Figure collection entries
/---

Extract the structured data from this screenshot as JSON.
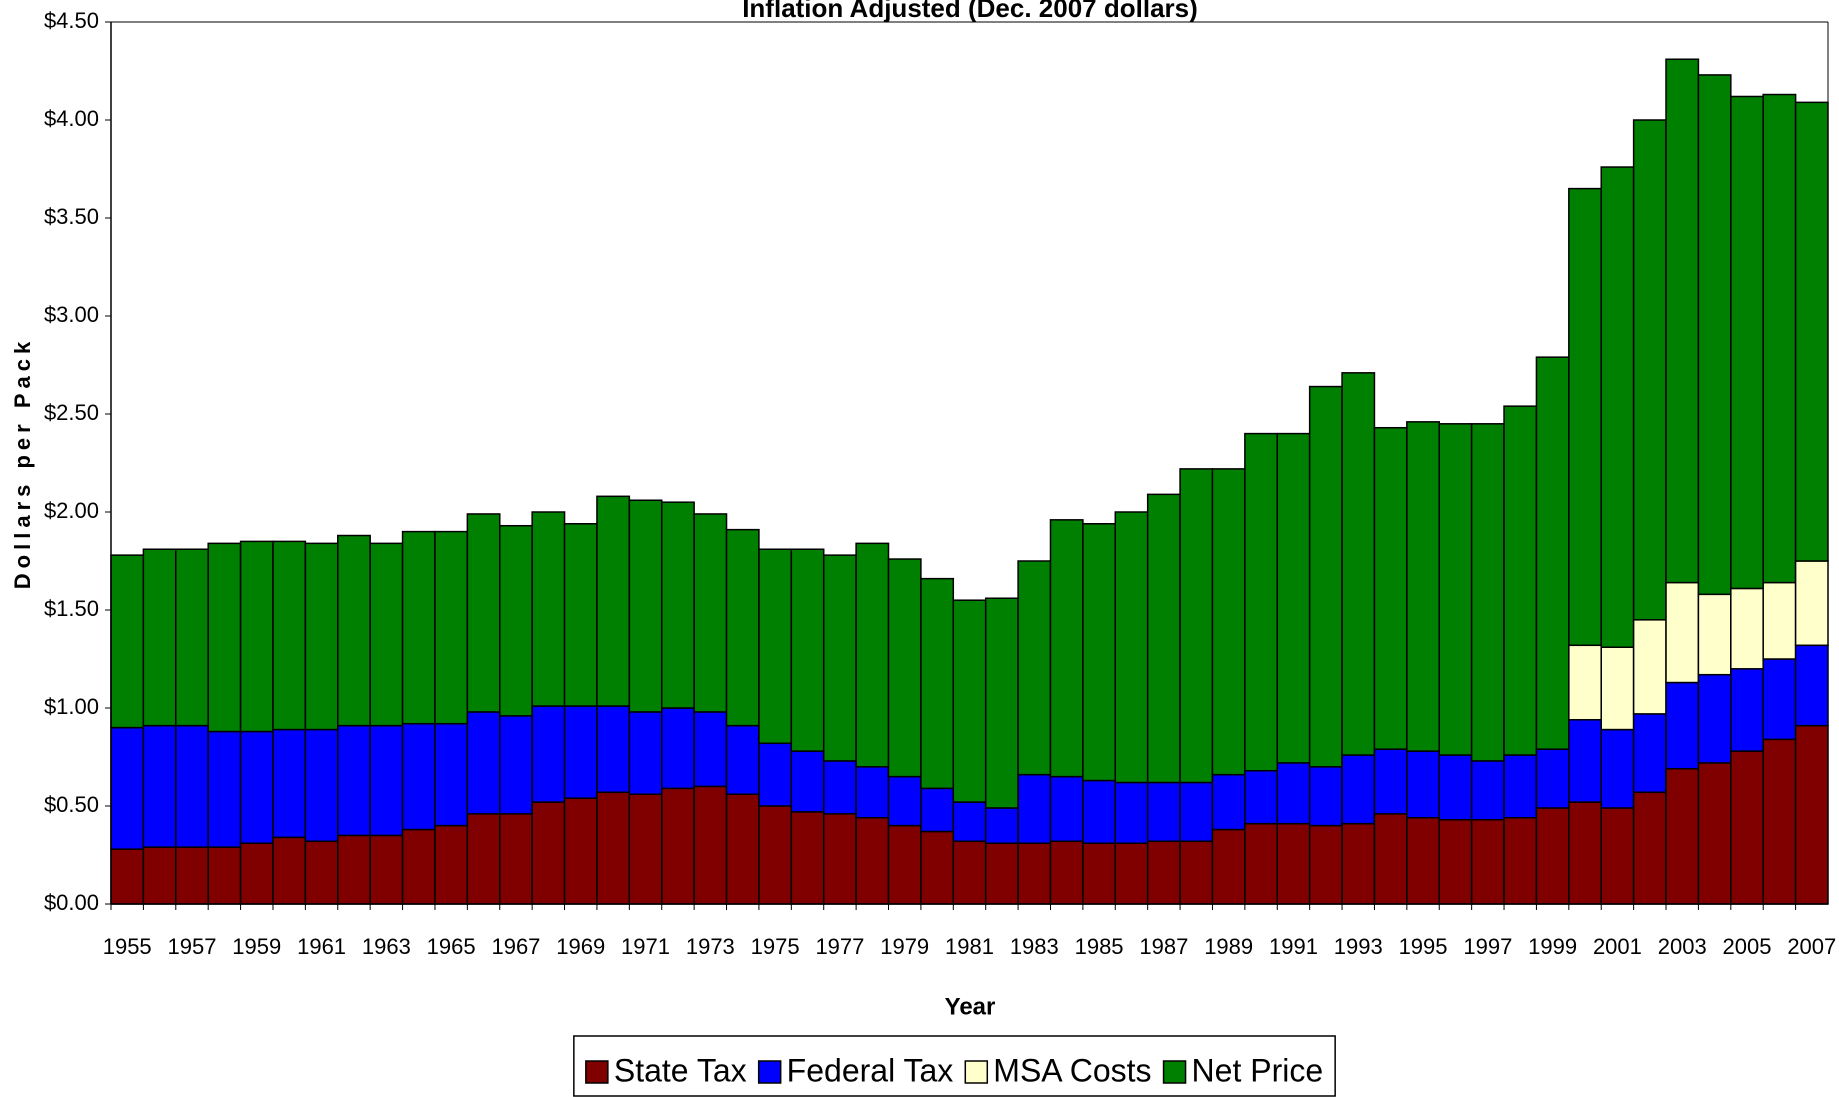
{
  "chart_data": {
    "type": "stacked-bar",
    "title": "Inflation Adjusted (Dec. 2007 dollars)",
    "x_label": "Year",
    "y_label": "Dollars per Pack",
    "categories": [
      "1955",
      null,
      "1957",
      null,
      "1959",
      null,
      "1961",
      null,
      "1963",
      null,
      "1965",
      null,
      "1967",
      null,
      "1969",
      null,
      "1971",
      null,
      "1973",
      null,
      "1975",
      null,
      "1977",
      null,
      "1979",
      null,
      "1981",
      null,
      "1983",
      null,
      "1985",
      null,
      "1987",
      null,
      "1989",
      null,
      "1991",
      null,
      "1993",
      null,
      "1995",
      null,
      "1997",
      null,
      "1999",
      null,
      "2001",
      null,
      "2003",
      null,
      "2005",
      null,
      "2007"
    ],
    "series": [
      {
        "name": "State Tax",
        "color": "#800000",
        "values": [
          0.28,
          0.29,
          0.29,
          0.29,
          0.31,
          0.34,
          0.32,
          0.35,
          0.35,
          0.38,
          0.4,
          0.46,
          0.46,
          0.52,
          0.54,
          0.57,
          0.56,
          0.59,
          0.6,
          0.56,
          0.5,
          0.47,
          0.46,
          0.44,
          0.4,
          0.37,
          0.32,
          0.31,
          0.31,
          0.32,
          0.31,
          0.31,
          0.32,
          0.32,
          0.38,
          0.41,
          0.41,
          0.4,
          0.41,
          0.46,
          0.44,
          0.43,
          0.43,
          0.44,
          0.49,
          0.52,
          0.49,
          0.57,
          0.69,
          0.72,
          0.78,
          0.84,
          0.91
        ]
      },
      {
        "name": "Federal Tax",
        "color": "#0000FF",
        "values": [
          0.62,
          0.62,
          0.62,
          0.59,
          0.57,
          0.55,
          0.57,
          0.56,
          0.56,
          0.54,
          0.52,
          0.52,
          0.5,
          0.49,
          0.47,
          0.44,
          0.42,
          0.41,
          0.38,
          0.35,
          0.32,
          0.31,
          0.27,
          0.26,
          0.25,
          0.22,
          0.2,
          0.18,
          0.35,
          0.33,
          0.32,
          0.31,
          0.3,
          0.3,
          0.28,
          0.27,
          0.31,
          0.3,
          0.35,
          0.33,
          0.34,
          0.33,
          0.3,
          0.32,
          0.3,
          0.42,
          0.4,
          0.4,
          0.44,
          0.45,
          0.42,
          0.41,
          0.41
        ]
      },
      {
        "name": "MSA Costs",
        "color": "#FFFFCC",
        "values": [
          0,
          0,
          0,
          0,
          0,
          0,
          0,
          0,
          0,
          0,
          0,
          0,
          0,
          0,
          0,
          0,
          0,
          0,
          0,
          0,
          0,
          0,
          0,
          0,
          0,
          0,
          0,
          0,
          0,
          0,
          0,
          0,
          0,
          0,
          0,
          0,
          0,
          0,
          0,
          0,
          0,
          0,
          0,
          0,
          0,
          0.38,
          0.42,
          0.48,
          0.51,
          0.41,
          0.41,
          0.39,
          0.43
        ]
      },
      {
        "name": "Net Price",
        "color": "#008000",
        "values": [
          0.88,
          0.9,
          0.9,
          0.96,
          0.97,
          0.96,
          0.95,
          0.97,
          0.93,
          0.98,
          0.98,
          1.01,
          0.97,
          0.99,
          0.93,
          1.07,
          1.08,
          1.05,
          1.01,
          1.0,
          0.99,
          1.03,
          1.05,
          1.14,
          1.11,
          1.07,
          1.03,
          1.07,
          1.09,
          1.31,
          1.31,
          1.38,
          1.47,
          1.6,
          1.56,
          1.72,
          1.68,
          1.94,
          1.95,
          1.64,
          1.68,
          1.69,
          1.72,
          1.78,
          2.0,
          2.33,
          2.45,
          2.55,
          2.67,
          2.65,
          2.51,
          2.49,
          2.34
        ]
      }
    ],
    "ylim": [
      0,
      4.5
    ],
    "yticks": [
      {
        "value": 0,
        "label": "$0.00"
      },
      {
        "value": 0.5,
        "label": "$0.50"
      },
      {
        "value": 1,
        "label": "$1.00"
      },
      {
        "value": 1.5,
        "label": "$1.50"
      },
      {
        "value": 2,
        "label": "$2.00"
      },
      {
        "value": 2.5,
        "label": "$2.50"
      },
      {
        "value": 3,
        "label": "$3.00"
      },
      {
        "value": 3.5,
        "label": "$3.50"
      },
      {
        "value": 4,
        "label": "$4.00"
      },
      {
        "value": 4.5,
        "label": "$4.50"
      }
    ],
    "grid": false,
    "legend": "bottom"
  }
}
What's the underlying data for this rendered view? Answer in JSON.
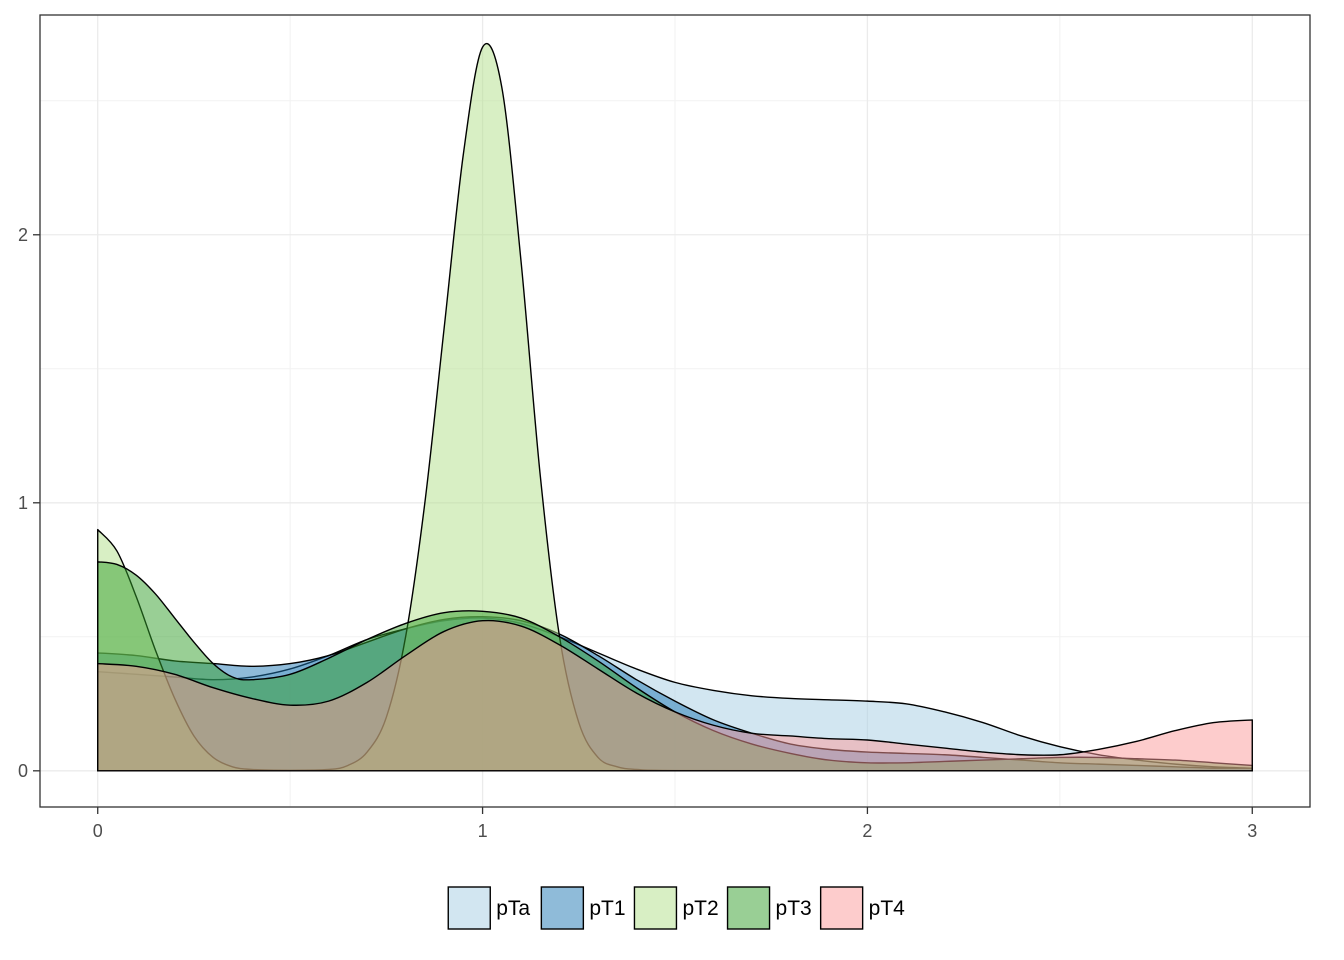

\---

Task details — Search the material above for "JSON". Pull out each line where it shows up.

Written answer —
Extract the structured data from this screenshot as JSON.
What's the underlying data for this rendered view? Answer in JSON.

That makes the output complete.